Given problem - Could you write out the records below exactly as they appear, leaving out any pictures?

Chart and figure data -
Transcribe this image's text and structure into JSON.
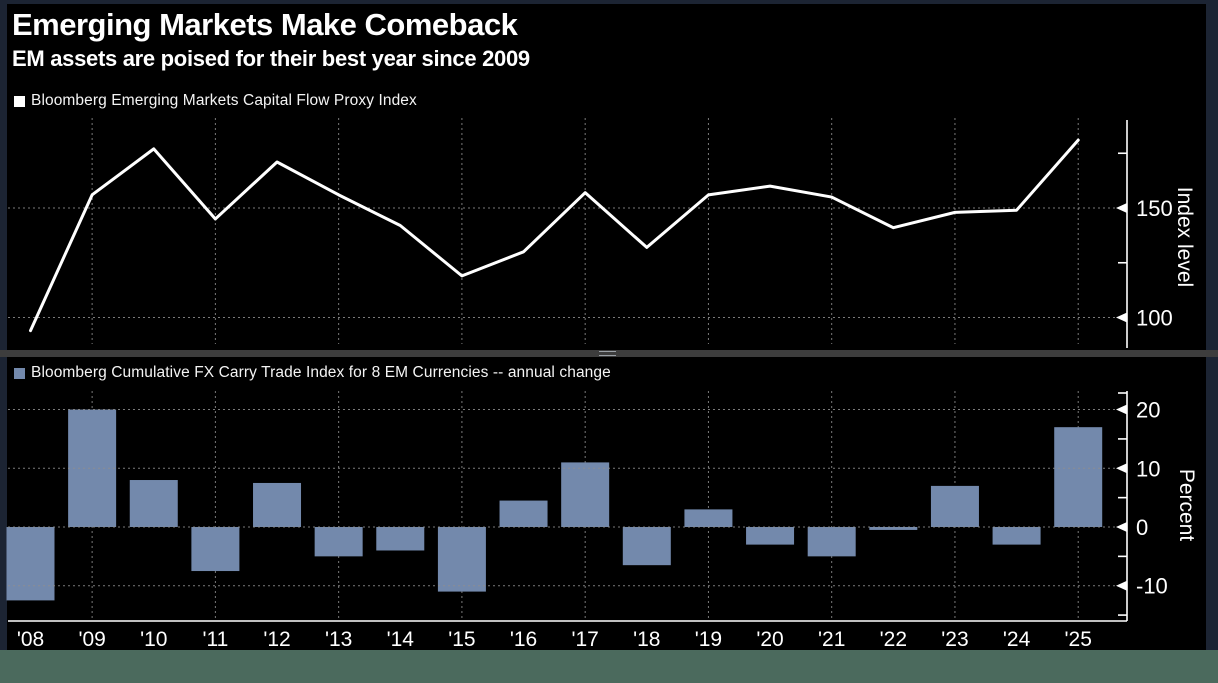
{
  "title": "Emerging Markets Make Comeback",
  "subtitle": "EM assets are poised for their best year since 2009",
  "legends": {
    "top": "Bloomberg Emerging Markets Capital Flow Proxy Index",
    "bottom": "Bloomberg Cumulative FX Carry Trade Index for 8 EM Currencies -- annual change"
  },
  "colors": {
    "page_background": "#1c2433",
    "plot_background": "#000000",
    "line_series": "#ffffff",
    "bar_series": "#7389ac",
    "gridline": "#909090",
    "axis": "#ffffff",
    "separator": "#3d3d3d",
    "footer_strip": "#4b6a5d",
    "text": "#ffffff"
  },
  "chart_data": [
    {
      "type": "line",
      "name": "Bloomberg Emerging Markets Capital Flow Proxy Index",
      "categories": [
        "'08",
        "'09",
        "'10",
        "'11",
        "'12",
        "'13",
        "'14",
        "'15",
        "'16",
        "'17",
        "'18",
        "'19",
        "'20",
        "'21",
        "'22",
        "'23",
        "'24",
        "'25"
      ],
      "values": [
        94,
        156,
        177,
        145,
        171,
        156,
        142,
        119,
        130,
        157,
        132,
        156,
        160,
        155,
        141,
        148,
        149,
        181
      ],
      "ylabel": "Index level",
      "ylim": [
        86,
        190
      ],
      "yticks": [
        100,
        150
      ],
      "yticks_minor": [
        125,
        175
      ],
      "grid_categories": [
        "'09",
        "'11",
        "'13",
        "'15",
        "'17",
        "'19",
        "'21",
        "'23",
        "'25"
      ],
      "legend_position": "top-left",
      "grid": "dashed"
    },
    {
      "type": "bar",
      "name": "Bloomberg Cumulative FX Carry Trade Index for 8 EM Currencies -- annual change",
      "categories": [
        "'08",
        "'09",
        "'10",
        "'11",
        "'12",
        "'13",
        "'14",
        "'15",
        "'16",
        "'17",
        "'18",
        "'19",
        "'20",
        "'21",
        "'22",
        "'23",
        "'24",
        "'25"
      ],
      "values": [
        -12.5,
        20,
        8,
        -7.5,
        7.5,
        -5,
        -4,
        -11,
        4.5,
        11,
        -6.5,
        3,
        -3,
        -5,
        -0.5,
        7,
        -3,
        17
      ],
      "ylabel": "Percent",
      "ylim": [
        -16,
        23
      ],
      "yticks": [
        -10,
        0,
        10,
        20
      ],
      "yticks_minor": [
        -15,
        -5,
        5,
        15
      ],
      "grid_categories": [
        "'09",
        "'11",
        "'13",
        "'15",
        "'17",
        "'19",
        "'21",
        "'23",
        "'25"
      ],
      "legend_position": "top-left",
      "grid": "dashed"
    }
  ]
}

Correct result -
Transcribe this image's text and structure into JSON.
{
  "title": "Emerging Markets Make Comeback",
  "subtitle": "EM assets are poised for their best year since 2009",
  "legends": {
    "top": "Bloomberg Emerging Markets Capital Flow Proxy Index",
    "bottom": "Bloomberg Cumulative FX Carry Trade Index for 8 EM Currencies -- annual change"
  },
  "colors": {
    "page_background": "#1c2433",
    "plot_background": "#000000",
    "line_series": "#ffffff",
    "bar_series": "#7389ac",
    "gridline": "#909090",
    "axis": "#ffffff",
    "separator": "#3d3d3d",
    "footer_strip": "#4b6a5d",
    "text": "#ffffff"
  },
  "chart_data": [
    {
      "type": "line",
      "name": "Bloomberg Emerging Markets Capital Flow Proxy Index",
      "categories": [
        "'08",
        "'09",
        "'10",
        "'11",
        "'12",
        "'13",
        "'14",
        "'15",
        "'16",
        "'17",
        "'18",
        "'19",
        "'20",
        "'21",
        "'22",
        "'23",
        "'24",
        "'25"
      ],
      "values": [
        94,
        156,
        177,
        145,
        171,
        156,
        142,
        119,
        130,
        157,
        132,
        156,
        160,
        155,
        141,
        148,
        149,
        181
      ],
      "ylabel": "Index level",
      "ylim": [
        86,
        190
      ],
      "yticks": [
        100,
        150
      ],
      "yticks_minor": [
        125,
        175
      ],
      "grid_categories": [
        "'09",
        "'11",
        "'13",
        "'15",
        "'17",
        "'19",
        "'21",
        "'23",
        "'25"
      ],
      "legend_position": "top-left",
      "grid": "dashed"
    },
    {
      "type": "bar",
      "name": "Bloomberg Cumulative FX Carry Trade Index for 8 EM Currencies -- annual change",
      "categories": [
        "'08",
        "'09",
        "'10",
        "'11",
        "'12",
        "'13",
        "'14",
        "'15",
        "'16",
        "'17",
        "'18",
        "'19",
        "'20",
        "'21",
        "'22",
        "'23",
        "'24",
        "'25"
      ],
      "values": [
        -12.5,
        20,
        8,
        -7.5,
        7.5,
        -5,
        -4,
        -11,
        4.5,
        11,
        -6.5,
        3,
        -3,
        -5,
        -0.5,
        7,
        -3,
        17
      ],
      "ylabel": "Percent",
      "ylim": [
        -16,
        23
      ],
      "yticks": [
        -10,
        0,
        10,
        20
      ],
      "yticks_minor": [
        -15,
        -5,
        5,
        15
      ],
      "grid_categories": [
        "'09",
        "'11",
        "'13",
        "'15",
        "'17",
        "'19",
        "'21",
        "'23",
        "'25"
      ],
      "legend_position": "top-left",
      "grid": "dashed"
    }
  ]
}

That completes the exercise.